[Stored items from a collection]
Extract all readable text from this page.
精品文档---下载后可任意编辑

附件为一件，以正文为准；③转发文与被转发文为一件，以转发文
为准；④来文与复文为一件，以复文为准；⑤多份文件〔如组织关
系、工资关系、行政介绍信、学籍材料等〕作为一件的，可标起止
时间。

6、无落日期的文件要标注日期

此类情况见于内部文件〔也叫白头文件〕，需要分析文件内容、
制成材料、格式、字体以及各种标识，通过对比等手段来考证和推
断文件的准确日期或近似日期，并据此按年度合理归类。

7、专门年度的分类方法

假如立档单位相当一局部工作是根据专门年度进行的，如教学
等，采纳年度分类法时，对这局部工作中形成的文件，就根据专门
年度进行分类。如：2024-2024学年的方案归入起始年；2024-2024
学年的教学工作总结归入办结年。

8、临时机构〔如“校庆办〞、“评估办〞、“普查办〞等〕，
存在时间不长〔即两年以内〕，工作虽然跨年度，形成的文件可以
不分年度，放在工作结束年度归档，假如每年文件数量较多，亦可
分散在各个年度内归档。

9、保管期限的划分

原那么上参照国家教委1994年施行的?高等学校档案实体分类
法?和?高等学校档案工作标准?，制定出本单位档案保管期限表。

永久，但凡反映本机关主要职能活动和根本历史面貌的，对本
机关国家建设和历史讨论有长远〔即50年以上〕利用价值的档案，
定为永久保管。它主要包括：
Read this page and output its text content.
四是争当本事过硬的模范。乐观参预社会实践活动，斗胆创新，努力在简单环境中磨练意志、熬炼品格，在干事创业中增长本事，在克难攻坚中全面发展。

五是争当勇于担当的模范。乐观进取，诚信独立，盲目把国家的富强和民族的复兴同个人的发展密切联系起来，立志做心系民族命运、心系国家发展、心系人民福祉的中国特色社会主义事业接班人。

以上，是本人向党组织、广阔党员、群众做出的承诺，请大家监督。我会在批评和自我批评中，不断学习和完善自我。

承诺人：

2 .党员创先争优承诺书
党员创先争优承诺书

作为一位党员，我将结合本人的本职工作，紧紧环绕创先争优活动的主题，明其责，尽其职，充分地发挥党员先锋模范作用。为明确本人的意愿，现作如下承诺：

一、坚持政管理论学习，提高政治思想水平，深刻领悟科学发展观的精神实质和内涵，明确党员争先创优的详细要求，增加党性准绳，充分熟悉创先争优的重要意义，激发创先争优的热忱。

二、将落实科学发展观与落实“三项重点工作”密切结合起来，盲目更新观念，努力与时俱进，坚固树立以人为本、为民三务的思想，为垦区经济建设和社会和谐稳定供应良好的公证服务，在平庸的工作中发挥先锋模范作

## Exercise details
Return the material exactly as it stands.

## Task answer
Extract all readable text from this page.
精品文档---下载后可任意编辑

附件为一件，以正文为准；③转发文与被转发文为一件，以转发文
为准；④来文与复文为一件，以复文为准；⑤多份文件〔如组织关
系、工资关系、行政介绍信、学籍材料等〕作为一件的，可标起止
时间。

6、无落日期的文件要标注日期

此类情况见于内部文件〔也叫白头文件〕，需要分析文件内容、
制成材料、格式、字体以及各种标识，通过对比等手段来考证和推
断文件的准确日期或近似日期，并据此按年度合理归类。

7、专门年度的分类方法

假如立档单位相当一局部工作是根据专门年度进行的，如教学
等，采纳年度分类法时，对这局部工作中形成的文件，就根据专门
年度进行分类。如：2024-2024学年的方案归入起始年；2024-2024
学年的教学工作总结归入办结年。

8、临时机构〔如“校庆办〞、“评估办〞、“普查办〞等〕，
存在时间不长〔即两年以内〕，工作虽然跨年度，形成的文件可以
不分年度，放在工作结束年度归档，假如每年文件数量较多，亦可
分散在各个年度内归档。

9、保管期限的划分

原那么上参照国家教委1994年施行的?高等学校档案实体分类
法?和?高等学校档案工作标准?，制定出本单位档案保管期限表。

永久，但凡反映本机关主要职能活动和根本历史面貌的，对本
机关国家建设和历史讨论有长远〔即50年以上〕利用价值的档案，
定为永久保管。它主要包括：
Read this page and output its text content.
四是争当本事过硬的模范。乐观参预社会实践活动，斗胆创新，努力在简单环境中磨练意志、熬炼品格，在干事创业中增长本事，在克难攻坚中全面发展。

五是争当勇于担当的模范。乐观进取，诚信独立，盲目把国家的富强和民族的复兴同个人的发展密切联系起来，立志做心系民族命运、心系国家发展、心系人民福祉的中国特色社会主义事业接班人。

以上，是本人向党组织、广阔党员、群众做出的承诺，请大家监督。我会在批评和自我批评中，不断学习和完善自我。

承诺人：

2 .党员创先争优承诺书
党员创先争优承诺书

作为一位党员，我将结合本人的本职工作，紧紧环绕创先争优活动的主题，明其责，尽其职，充分地发挥党员先锋模范作用。为明确本人的意愿，现作如下承诺：

一、坚持政管理论学习，提高政治思想水平，深刻领悟科学发展观的精神实质和内涵，明确党员争先创优的详细要求，增加党性准绳，充分熟悉创先争优的重要意义，激发创先争优的热忱。

二、将落实科学发展观与落实“三项重点工作”密切结合起来，盲目更新观念，努力与时俱进，坚固树立以人为本、为民三务的思想，为垦区经济建设和社会和谐稳定供应良好的公证服务，在平庸的工作中发挥先锋模范作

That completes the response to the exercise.